In the data below, find each line containing the string "Discount" and return it.

• • •

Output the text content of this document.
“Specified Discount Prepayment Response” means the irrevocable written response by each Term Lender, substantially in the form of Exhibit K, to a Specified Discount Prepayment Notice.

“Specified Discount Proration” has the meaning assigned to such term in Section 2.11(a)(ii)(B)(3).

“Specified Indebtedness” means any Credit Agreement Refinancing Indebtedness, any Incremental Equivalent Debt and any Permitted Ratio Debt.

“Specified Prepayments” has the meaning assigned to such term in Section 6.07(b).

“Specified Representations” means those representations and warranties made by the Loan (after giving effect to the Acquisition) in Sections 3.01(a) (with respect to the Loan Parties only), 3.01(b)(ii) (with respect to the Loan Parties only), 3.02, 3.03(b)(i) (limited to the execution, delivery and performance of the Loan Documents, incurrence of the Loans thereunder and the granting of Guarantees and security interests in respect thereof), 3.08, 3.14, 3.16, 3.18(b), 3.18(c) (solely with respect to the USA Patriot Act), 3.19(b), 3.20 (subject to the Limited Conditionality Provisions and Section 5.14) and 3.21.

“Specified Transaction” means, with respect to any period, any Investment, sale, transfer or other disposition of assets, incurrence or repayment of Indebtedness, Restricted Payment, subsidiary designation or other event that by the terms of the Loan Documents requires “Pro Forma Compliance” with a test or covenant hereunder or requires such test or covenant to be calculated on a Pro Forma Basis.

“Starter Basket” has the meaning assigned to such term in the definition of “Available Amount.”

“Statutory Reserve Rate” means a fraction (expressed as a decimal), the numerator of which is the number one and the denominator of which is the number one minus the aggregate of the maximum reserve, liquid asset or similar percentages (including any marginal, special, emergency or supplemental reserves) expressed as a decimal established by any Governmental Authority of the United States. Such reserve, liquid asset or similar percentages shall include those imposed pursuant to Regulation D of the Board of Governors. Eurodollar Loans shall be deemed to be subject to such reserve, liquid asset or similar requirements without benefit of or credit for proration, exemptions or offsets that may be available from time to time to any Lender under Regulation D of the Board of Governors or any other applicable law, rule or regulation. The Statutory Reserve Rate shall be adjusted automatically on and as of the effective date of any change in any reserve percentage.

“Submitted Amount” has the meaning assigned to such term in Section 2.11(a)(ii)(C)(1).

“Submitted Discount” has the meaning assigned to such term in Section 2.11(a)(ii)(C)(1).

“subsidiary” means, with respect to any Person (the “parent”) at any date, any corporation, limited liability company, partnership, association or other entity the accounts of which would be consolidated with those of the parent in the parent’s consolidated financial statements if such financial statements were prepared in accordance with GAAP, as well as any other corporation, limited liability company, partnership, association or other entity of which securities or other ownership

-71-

• • •

## Result
“Specified Discount Prepayment Response” means the irrevocable written response by each Term Lender, substantially in the form of Exhibit K, to a Specified Discount Prepayment Notice.
“Specified Discount Proration” has the meaning assigned to such term in Section 2.11(a)(ii)(B)(3).
“Submitted Discount” has the meaning assigned to such term in Section 2.11(a)(ii)(C)(1).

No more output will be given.